*Task:* No images are to be carried over; print all other material exactly as it stands.

*Records for processing:*
○ ○ ○ ○ ○
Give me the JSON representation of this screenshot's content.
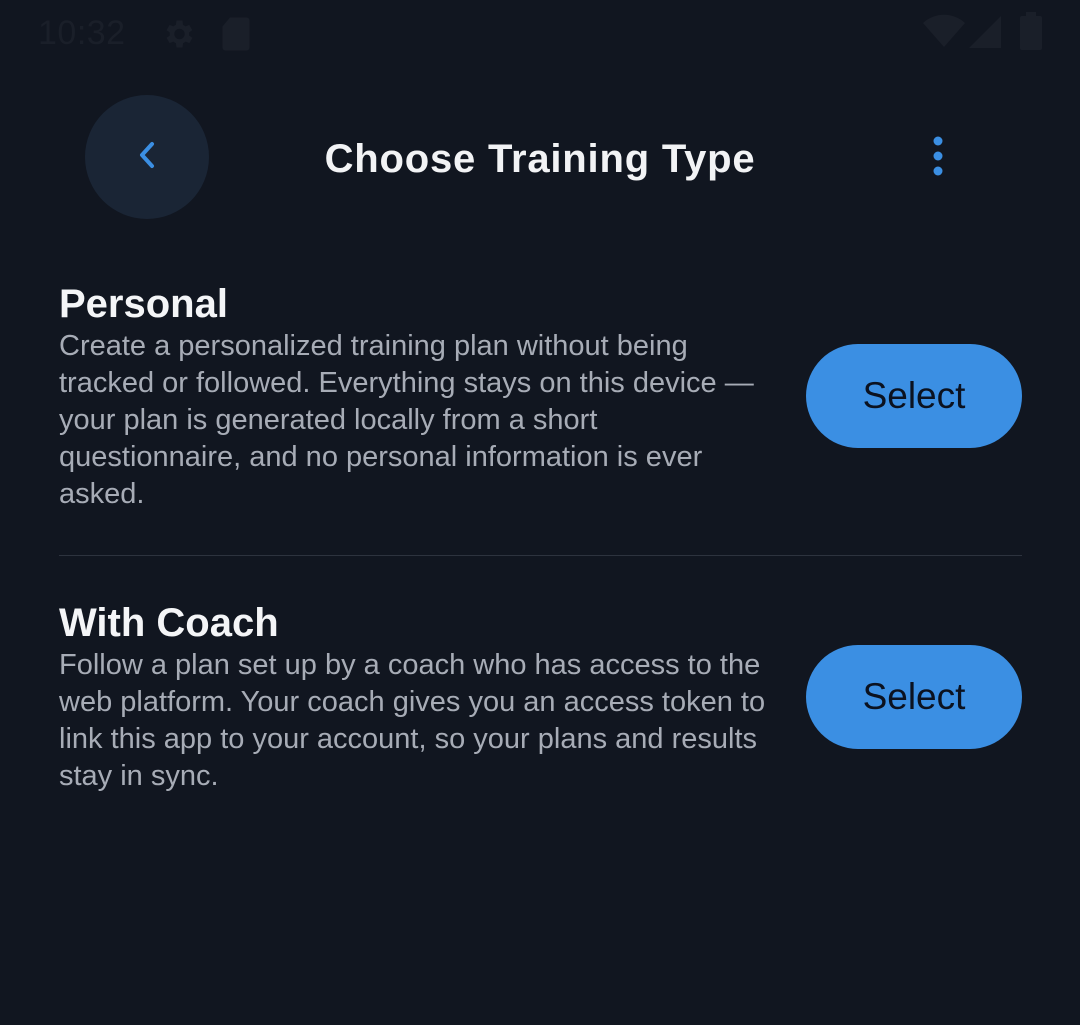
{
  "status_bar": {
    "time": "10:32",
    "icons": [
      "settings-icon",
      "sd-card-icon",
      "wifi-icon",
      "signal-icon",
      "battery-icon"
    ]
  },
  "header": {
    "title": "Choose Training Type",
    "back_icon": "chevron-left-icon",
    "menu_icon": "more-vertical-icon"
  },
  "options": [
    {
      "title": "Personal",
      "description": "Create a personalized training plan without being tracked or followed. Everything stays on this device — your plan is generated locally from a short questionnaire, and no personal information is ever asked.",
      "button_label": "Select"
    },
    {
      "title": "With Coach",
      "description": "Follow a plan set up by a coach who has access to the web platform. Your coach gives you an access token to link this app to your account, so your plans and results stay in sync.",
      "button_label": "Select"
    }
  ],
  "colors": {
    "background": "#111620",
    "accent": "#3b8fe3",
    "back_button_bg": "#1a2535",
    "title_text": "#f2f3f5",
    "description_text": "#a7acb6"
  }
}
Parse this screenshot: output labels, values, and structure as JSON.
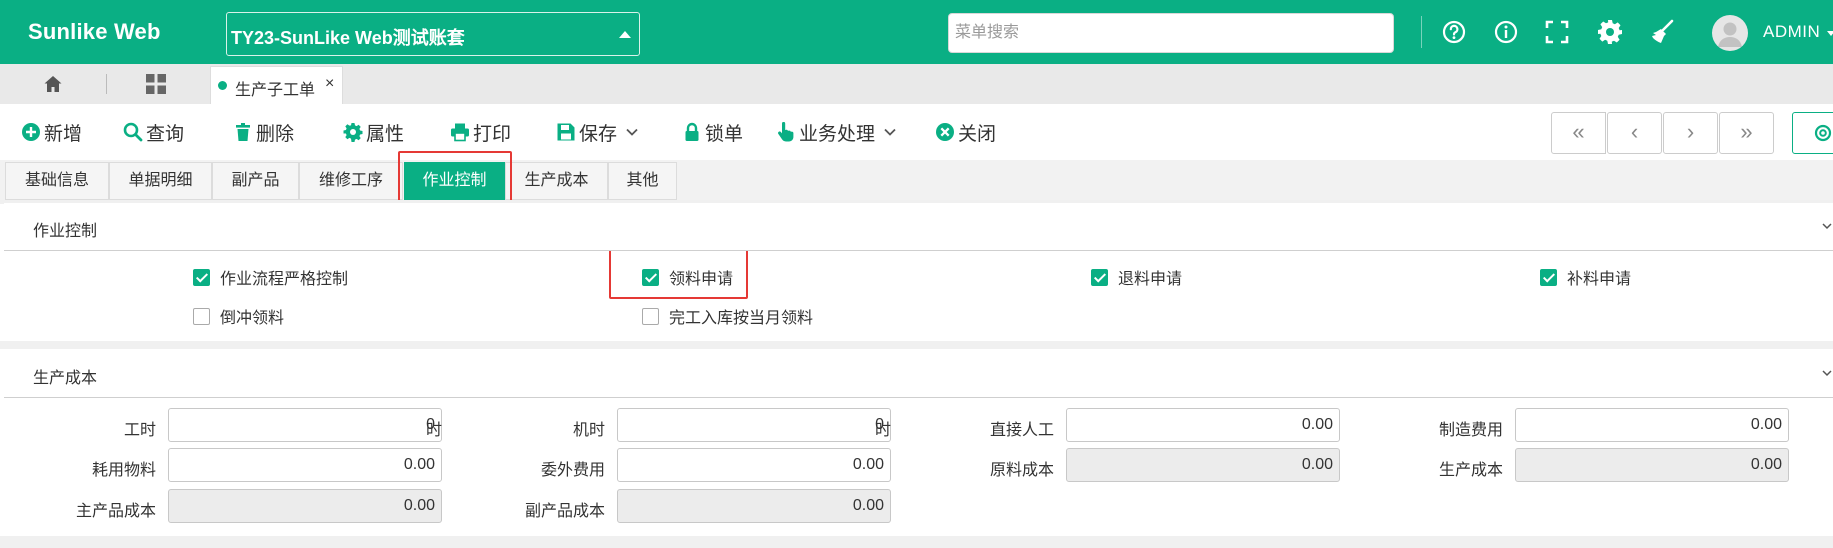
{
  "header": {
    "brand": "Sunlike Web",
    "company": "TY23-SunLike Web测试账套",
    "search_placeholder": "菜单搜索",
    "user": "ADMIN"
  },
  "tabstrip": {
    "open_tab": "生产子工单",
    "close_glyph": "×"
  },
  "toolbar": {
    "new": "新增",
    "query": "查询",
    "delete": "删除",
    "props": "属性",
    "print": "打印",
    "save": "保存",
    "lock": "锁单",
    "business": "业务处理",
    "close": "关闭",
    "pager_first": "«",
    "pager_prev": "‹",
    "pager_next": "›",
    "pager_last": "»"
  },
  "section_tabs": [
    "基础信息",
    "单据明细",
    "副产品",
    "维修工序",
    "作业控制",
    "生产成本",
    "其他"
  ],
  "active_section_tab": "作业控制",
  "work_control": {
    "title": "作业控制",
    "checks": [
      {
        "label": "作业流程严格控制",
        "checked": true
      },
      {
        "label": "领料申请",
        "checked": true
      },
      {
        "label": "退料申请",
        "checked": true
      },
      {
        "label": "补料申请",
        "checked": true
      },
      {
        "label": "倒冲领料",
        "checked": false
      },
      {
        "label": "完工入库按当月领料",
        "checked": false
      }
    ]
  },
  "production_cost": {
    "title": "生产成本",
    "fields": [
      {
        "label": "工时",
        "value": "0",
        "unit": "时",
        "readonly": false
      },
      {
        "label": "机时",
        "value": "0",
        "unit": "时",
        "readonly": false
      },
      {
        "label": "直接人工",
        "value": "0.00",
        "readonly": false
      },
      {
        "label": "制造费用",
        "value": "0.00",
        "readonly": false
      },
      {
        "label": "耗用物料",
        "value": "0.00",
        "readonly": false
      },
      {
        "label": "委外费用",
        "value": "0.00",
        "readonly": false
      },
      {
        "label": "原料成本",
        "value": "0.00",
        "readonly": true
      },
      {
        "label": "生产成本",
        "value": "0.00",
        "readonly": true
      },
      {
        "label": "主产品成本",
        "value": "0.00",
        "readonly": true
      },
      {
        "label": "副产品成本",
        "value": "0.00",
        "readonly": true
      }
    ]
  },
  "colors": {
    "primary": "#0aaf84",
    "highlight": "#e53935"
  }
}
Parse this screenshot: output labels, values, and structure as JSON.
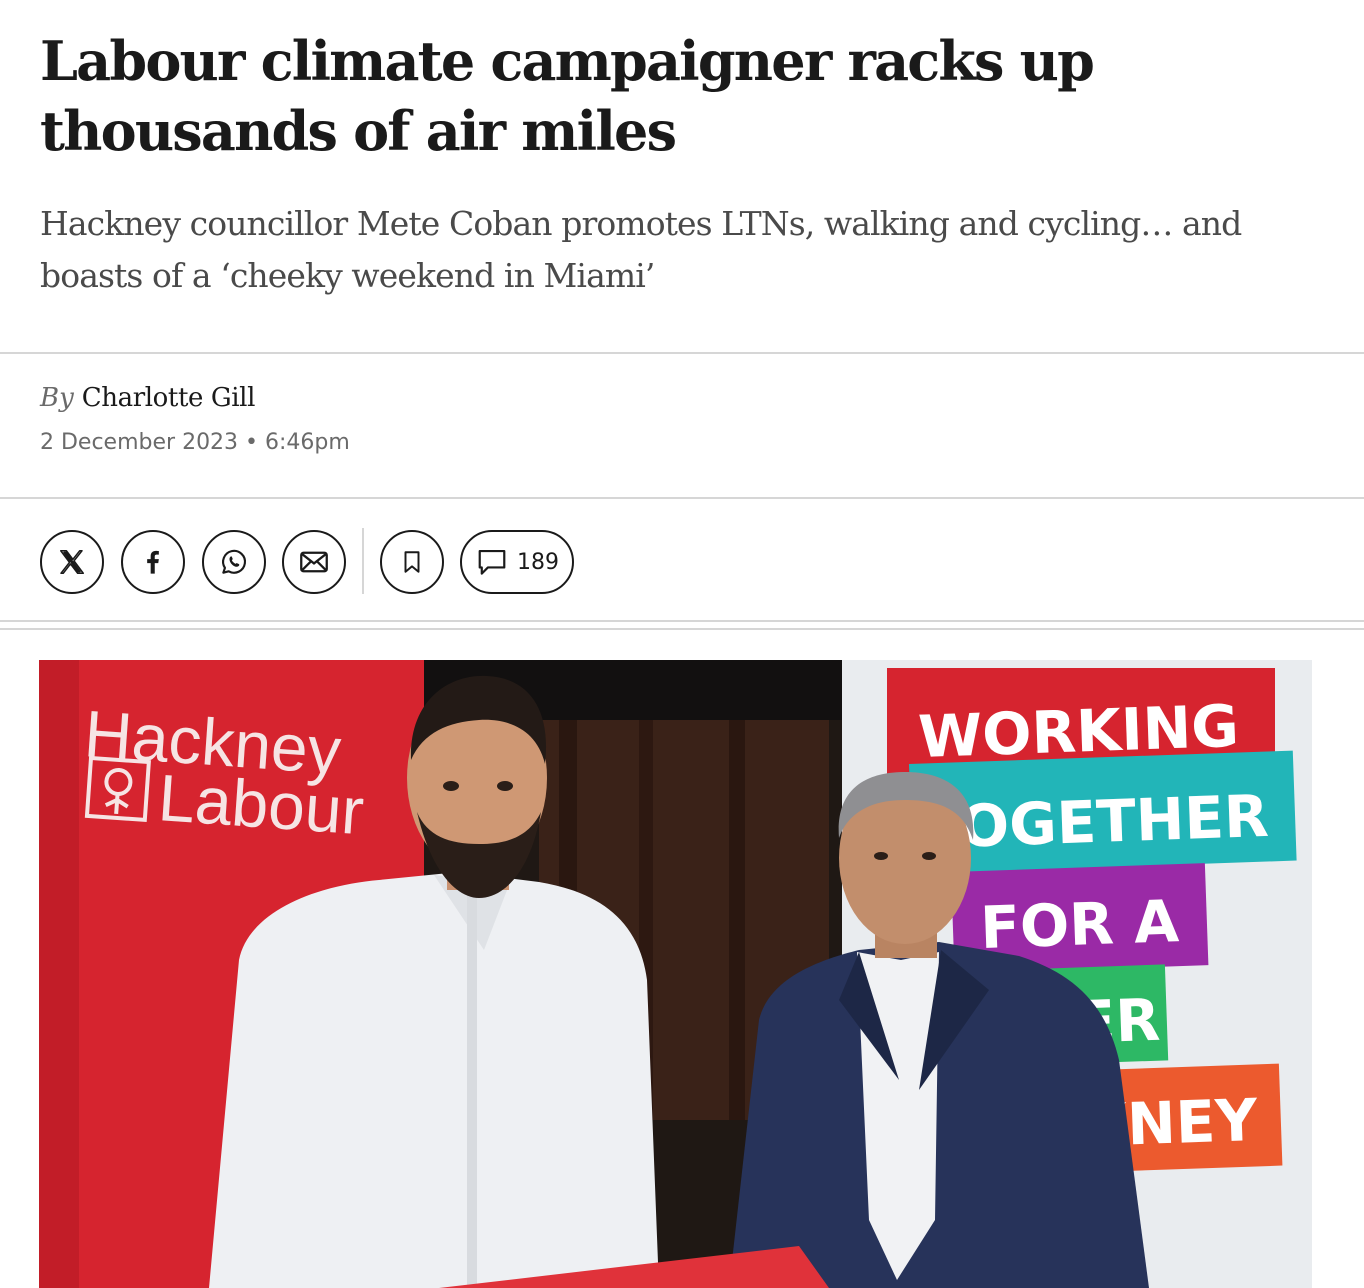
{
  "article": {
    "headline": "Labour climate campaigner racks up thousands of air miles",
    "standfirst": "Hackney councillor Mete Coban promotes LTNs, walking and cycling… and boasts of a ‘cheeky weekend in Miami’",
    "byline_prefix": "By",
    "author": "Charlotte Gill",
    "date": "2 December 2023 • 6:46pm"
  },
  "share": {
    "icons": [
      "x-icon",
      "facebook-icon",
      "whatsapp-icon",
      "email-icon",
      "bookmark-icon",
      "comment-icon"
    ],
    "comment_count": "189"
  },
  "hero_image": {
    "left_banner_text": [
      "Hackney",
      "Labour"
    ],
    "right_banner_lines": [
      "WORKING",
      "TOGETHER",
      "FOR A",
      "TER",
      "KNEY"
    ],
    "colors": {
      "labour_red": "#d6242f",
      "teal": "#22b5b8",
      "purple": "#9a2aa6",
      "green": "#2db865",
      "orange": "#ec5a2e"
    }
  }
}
○ ○ ○ ○ ○
*Solution to this task:*
Give me the JSON representation of this screenshot's content.
{
  "status_bar": {
    "time": "10:32",
    "icons": [
      "settings-icon",
      "sd-card-icon",
      "wifi-icon",
      "signal-icon",
      "battery-icon"
    ]
  },
  "header": {
    "title": "Choose Training Type",
    "back_icon": "chevron-left-icon",
    "menu_icon": "more-vertical-icon"
  },
  "options": [
    {
      "title": "Personal",
      "description": "Create a personalized training plan without being tracked or followed. Everything stays on this device — your plan is generated locally from a short questionnaire, and no personal information is ever asked.",
      "button_label": "Select"
    },
    {
      "title": "With Coach",
      "description": "Follow a plan set up by a coach who has access to the web platform. Your coach gives you an access token to link this app to your account, so your plans and results stay in sync.",
      "button_label": "Select"
    }
  ],
  "colors": {
    "background": "#111620",
    "accent": "#3b8fe3",
    "back_button_bg": "#1a2535",
    "title_text": "#f2f3f5",
    "description_text": "#a7acb6"
  }
}
Parse this screenshot: output labels, values, and structure as JSON.
{
  "header": {
    "brand": "Sunlike Web",
    "company": "TY23-SunLike Web测试账套",
    "search_placeholder": "菜单搜索",
    "user": "ADMIN"
  },
  "tabstrip": {
    "open_tab": "生产子工单",
    "close_glyph": "×"
  },
  "toolbar": {
    "new": "新增",
    "query": "查询",
    "delete": "删除",
    "props": "属性",
    "print": "打印",
    "save": "保存",
    "lock": "锁单",
    "business": "业务处理",
    "close": "关闭",
    "pager_first": "«",
    "pager_prev": "‹",
    "pager_next": "›",
    "pager_last": "»"
  },
  "section_tabs": [
    "基础信息",
    "单据明细",
    "副产品",
    "维修工序",
    "作业控制",
    "生产成本",
    "其他"
  ],
  "active_section_tab": "作业控制",
  "work_control": {
    "title": "作业控制",
    "checks": [
      {
        "label": "作业流程严格控制",
        "checked": true
      },
      {
        "label": "领料申请",
        "checked": true
      },
      {
        "label": "退料申请",
        "checked": true
      },
      {
        "label": "补料申请",
        "checked": true
      },
      {
        "label": "倒冲领料",
        "checked": false
      },
      {
        "label": "完工入库按当月领料",
        "checked": false
      }
    ]
  },
  "production_cost": {
    "title": "生产成本",
    "fields": [
      {
        "label": "工时",
        "value": "0",
        "unit": "时",
        "readonly": false
      },
      {
        "label": "机时",
        "value": "0",
        "unit": "时",
        "readonly": false
      },
      {
        "label": "直接人工",
        "value": "0.00",
        "readonly": false
      },
      {
        "label": "制造费用",
        "value": "0.00",
        "readonly": false
      },
      {
        "label": "耗用物料",
        "value": "0.00",
        "readonly": false
      },
      {
        "label": "委外费用",
        "value": "0.00",
        "readonly": false
      },
      {
        "label": "原料成本",
        "value": "0.00",
        "readonly": true
      },
      {
        "label": "生产成本",
        "value": "0.00",
        "readonly": true
      },
      {
        "label": "主产品成本",
        "value": "0.00",
        "readonly": true
      },
      {
        "label": "副产品成本",
        "value": "0.00",
        "readonly": true
      }
    ]
  },
  "colors": {
    "primary": "#0aaf84",
    "highlight": "#e53935"
  }
}
Parse this screenshot: output labels, values, and structure as JSON.
{
  "article": {
    "headline": "Labour climate campaigner racks up thousands of air miles",
    "standfirst": "Hackney councillor Mete Coban promotes LTNs, walking and cycling… and boasts of a ‘cheeky weekend in Miami’",
    "byline_prefix": "By",
    "author": "Charlotte Gill",
    "date": "2 December 2023 • 6:46pm"
  },
  "share": {
    "icons": [
      "x-icon",
      "facebook-icon",
      "whatsapp-icon",
      "email-icon",
      "bookmark-icon",
      "comment-icon"
    ],
    "comment_count": "189"
  },
  "hero_image": {
    "left_banner_text": [
      "Hackney",
      "Labour"
    ],
    "right_banner_lines": [
      "WORKING",
      "TOGETHER",
      "FOR A",
      "TER",
      "KNEY"
    ],
    "colors": {
      "labour_red": "#d6242f",
      "teal": "#22b5b8",
      "purple": "#9a2aa6",
      "green": "#2db865",
      "orange": "#ec5a2e"
    }
  }
}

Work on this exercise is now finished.